* [EXCERPTED RECORDS]:

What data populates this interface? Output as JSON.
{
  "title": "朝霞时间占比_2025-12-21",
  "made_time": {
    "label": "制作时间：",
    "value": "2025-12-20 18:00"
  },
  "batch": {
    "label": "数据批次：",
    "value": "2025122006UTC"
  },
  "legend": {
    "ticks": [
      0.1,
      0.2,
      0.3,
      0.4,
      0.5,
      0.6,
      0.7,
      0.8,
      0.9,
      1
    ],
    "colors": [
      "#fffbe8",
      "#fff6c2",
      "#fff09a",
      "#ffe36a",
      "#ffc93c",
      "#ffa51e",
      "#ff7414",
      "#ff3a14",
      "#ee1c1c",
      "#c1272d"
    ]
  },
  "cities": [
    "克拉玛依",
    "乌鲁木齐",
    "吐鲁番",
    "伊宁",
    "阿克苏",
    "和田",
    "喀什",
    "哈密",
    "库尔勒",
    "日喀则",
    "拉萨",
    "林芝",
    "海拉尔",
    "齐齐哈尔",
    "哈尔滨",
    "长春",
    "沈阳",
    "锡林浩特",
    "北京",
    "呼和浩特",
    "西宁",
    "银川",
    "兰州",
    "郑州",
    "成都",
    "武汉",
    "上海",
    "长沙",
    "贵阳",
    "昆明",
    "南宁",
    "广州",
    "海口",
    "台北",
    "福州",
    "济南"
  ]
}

* [THE PROBLEM]:
Transcribe the records above exactly as they appear.

* [ANSWER TO THE EXERCISE]:
What data populates this interface? Output as JSON.
{
  "title": "朝霞时间占比_2025-12-21",
  "made_time": {
    "label": "制作时间：",
    "value": "2025-12-20 18:00"
  },
  "batch": {
    "label": "数据批次：",
    "value": "2025122006UTC"
  },
  "legend": {
    "ticks": [
      0.1,
      0.2,
      0.3,
      0.4,
      0.5,
      0.6,
      0.7,
      0.8,
      0.9,
      1
    ],
    "colors": [
      "#fffbe8",
      "#fff6c2",
      "#fff09a",
      "#ffe36a",
      "#ffc93c",
      "#ffa51e",
      "#ff7414",
      "#ff3a14",
      "#ee1c1c",
      "#c1272d"
    ]
  },
  "cities": [
    "克拉玛依",
    "乌鲁木齐",
    "吐鲁番",
    "伊宁",
    "阿克苏",
    "和田",
    "喀什",
    "哈密",
    "库尔勒",
    "日喀则",
    "拉萨",
    "林芝",
    "海拉尔",
    "齐齐哈尔",
    "哈尔滨",
    "长春",
    "沈阳",
    "锡林浩特",
    "北京",
    "呼和浩特",
    "西宁",
    "银川",
    "兰州",
    "郑州",
    "成都",
    "武汉",
    "上海",
    "长沙",
    "贵阳",
    "昆明",
    "南宁",
    "广州",
    "海口",
    "台北",
    "福州",
    "济南"
  ]
}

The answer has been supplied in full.